(Dataset rows about figures)

== == ==

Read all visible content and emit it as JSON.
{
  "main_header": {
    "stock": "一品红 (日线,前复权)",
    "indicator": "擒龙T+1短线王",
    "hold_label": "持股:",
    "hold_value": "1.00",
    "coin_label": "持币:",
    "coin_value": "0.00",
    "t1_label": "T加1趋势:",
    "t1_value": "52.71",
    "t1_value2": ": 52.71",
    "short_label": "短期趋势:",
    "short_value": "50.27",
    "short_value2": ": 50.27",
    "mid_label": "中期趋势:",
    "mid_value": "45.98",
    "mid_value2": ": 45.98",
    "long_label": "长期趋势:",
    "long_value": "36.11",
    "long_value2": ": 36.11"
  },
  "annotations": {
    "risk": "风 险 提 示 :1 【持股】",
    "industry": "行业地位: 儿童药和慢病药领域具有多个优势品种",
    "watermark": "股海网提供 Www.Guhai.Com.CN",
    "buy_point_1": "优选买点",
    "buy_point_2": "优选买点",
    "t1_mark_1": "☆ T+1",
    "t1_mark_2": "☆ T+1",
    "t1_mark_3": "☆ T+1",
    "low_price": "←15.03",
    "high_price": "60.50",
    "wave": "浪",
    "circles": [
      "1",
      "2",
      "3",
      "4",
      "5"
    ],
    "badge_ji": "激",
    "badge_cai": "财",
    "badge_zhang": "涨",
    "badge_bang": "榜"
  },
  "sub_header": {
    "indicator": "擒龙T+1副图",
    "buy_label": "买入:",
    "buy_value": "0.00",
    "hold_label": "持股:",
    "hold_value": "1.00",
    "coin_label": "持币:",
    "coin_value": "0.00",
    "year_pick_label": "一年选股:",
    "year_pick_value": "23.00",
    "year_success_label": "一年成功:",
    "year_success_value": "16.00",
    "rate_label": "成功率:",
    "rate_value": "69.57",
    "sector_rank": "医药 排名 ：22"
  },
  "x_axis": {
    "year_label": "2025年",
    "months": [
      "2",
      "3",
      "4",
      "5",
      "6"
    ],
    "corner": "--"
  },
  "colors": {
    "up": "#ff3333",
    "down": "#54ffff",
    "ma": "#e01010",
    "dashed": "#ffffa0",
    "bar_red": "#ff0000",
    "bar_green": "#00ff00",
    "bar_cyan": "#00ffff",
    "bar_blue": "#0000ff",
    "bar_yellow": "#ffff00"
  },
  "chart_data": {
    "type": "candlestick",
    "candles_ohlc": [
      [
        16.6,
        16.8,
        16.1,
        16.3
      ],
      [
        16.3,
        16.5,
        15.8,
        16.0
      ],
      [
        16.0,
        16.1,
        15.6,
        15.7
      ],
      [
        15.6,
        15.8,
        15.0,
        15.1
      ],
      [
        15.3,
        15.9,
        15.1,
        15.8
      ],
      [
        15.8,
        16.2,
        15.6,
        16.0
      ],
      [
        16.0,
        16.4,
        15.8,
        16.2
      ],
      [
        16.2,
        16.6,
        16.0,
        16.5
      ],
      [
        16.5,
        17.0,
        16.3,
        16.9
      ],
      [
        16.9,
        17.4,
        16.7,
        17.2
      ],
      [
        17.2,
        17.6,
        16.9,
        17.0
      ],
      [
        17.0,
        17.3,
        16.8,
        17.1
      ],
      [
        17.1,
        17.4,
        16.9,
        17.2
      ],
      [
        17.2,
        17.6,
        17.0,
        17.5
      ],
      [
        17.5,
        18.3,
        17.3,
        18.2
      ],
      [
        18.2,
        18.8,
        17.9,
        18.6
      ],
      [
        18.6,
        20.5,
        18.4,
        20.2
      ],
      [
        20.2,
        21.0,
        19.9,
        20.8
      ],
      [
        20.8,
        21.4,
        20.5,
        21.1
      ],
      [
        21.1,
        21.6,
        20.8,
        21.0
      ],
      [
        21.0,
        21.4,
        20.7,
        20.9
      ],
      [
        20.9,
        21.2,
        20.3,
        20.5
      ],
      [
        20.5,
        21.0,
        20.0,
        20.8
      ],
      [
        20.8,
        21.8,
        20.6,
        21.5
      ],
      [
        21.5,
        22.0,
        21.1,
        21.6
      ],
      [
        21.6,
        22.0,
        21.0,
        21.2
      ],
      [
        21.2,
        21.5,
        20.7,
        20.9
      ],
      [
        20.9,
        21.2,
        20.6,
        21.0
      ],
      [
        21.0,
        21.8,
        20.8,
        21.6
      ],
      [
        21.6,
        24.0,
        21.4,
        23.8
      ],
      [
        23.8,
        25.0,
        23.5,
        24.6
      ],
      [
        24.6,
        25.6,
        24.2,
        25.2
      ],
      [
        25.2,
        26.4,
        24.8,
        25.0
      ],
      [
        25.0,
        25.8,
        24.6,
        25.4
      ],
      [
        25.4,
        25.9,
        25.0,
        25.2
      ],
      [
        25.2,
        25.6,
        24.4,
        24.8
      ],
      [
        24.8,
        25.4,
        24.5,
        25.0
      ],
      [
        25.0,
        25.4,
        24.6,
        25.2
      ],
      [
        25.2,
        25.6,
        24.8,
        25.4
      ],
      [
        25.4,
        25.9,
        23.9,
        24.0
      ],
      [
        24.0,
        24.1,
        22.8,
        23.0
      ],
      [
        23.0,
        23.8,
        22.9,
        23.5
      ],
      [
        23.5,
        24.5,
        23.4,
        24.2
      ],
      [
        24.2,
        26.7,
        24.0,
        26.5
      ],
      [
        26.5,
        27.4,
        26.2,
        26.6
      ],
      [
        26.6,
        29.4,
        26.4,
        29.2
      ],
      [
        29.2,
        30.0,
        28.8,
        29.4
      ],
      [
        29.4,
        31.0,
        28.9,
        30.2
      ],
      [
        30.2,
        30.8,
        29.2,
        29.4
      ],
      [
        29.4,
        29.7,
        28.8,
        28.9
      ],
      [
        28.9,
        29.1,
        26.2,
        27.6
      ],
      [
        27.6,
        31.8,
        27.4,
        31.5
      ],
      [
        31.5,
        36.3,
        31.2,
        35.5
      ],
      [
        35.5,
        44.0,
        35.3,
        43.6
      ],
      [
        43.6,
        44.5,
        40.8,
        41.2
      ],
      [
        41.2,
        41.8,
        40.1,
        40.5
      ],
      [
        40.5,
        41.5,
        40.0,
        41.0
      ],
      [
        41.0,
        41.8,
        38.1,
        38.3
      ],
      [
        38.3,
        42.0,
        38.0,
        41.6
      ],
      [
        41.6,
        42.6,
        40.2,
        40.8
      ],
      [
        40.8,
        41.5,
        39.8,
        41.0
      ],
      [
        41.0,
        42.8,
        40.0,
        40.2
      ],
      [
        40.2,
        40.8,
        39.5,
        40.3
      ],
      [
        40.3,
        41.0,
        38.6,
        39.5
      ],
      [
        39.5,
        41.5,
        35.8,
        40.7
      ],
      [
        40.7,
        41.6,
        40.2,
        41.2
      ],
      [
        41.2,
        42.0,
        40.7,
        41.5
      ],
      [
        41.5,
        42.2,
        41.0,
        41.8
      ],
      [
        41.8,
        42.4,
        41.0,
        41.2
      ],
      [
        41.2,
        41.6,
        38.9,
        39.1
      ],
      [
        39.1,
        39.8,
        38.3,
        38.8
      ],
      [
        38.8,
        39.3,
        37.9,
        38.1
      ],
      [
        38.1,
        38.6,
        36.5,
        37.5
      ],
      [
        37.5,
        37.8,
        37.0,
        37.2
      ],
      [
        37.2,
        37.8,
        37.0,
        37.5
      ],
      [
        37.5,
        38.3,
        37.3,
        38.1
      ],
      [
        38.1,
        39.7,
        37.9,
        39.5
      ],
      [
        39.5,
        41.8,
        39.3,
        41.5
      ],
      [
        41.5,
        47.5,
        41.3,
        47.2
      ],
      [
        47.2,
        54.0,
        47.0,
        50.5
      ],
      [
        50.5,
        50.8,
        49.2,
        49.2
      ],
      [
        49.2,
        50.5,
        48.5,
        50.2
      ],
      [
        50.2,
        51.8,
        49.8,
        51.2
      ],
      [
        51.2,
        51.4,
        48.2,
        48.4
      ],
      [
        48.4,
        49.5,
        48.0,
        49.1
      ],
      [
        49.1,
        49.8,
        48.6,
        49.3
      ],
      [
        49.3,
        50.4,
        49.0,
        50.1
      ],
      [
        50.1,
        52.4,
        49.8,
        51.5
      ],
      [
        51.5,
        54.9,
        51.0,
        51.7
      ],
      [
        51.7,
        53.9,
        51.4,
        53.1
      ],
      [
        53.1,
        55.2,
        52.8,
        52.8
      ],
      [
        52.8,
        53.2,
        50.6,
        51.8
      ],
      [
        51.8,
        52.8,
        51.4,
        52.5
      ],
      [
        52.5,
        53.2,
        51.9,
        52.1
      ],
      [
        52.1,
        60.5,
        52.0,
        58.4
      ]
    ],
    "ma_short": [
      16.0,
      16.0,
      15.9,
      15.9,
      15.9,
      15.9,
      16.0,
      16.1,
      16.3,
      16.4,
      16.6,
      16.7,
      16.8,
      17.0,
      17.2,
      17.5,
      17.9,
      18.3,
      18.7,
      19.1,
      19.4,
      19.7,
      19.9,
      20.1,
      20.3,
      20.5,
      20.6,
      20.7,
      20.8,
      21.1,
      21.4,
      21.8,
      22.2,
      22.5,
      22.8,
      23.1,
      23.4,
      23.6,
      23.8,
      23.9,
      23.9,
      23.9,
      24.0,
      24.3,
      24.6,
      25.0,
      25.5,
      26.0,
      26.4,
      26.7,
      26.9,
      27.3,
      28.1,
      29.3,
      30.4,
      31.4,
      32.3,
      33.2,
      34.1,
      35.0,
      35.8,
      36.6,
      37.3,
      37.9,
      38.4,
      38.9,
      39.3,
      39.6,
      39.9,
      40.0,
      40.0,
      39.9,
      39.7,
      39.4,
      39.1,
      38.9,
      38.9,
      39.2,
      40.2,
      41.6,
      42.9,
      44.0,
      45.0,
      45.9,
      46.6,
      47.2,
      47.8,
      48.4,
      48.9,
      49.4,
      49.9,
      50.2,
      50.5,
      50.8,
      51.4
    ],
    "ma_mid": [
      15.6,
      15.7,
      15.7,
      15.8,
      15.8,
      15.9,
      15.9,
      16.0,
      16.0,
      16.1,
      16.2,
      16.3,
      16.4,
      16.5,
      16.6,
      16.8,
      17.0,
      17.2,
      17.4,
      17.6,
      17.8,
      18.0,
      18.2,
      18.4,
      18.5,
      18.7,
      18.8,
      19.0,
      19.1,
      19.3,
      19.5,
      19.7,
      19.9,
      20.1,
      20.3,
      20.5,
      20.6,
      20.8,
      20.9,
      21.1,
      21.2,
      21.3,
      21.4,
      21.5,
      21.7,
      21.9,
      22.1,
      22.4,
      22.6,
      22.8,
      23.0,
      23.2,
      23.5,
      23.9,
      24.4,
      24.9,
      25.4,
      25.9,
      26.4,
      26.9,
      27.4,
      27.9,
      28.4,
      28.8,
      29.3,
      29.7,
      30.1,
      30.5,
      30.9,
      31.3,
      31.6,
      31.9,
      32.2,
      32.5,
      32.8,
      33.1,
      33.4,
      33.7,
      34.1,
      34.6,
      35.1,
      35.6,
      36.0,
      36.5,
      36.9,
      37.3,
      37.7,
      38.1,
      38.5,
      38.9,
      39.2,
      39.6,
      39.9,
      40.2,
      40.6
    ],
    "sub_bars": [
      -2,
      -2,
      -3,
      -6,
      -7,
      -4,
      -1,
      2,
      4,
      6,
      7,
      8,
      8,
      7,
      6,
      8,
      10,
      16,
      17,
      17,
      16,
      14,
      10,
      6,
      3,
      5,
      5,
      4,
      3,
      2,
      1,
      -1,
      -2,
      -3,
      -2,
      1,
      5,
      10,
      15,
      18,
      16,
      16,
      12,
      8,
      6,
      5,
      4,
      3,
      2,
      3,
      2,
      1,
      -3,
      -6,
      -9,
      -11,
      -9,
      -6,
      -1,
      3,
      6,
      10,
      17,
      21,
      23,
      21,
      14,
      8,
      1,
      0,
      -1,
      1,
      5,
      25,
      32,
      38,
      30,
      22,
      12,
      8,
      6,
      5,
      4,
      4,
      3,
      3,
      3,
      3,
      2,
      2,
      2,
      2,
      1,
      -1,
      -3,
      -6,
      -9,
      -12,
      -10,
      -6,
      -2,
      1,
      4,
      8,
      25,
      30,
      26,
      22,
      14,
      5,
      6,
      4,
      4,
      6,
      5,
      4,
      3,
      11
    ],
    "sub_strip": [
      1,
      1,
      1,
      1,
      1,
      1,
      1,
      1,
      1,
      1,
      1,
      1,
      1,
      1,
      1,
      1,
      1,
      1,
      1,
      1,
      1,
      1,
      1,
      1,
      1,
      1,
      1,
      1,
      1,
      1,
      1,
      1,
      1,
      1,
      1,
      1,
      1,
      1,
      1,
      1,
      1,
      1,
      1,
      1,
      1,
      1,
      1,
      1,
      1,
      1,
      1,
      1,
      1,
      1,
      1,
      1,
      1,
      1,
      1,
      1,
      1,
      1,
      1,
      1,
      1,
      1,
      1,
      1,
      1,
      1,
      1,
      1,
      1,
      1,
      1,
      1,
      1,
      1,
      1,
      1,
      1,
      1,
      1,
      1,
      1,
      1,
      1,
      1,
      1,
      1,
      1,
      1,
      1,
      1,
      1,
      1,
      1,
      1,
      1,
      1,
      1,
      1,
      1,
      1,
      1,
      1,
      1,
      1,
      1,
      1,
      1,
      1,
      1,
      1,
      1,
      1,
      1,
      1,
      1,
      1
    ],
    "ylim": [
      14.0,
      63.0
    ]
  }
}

== == ==

*Prompt*:
Lines containing "indicator" are to be counted. State the total and add nothing.

*Task result*:
2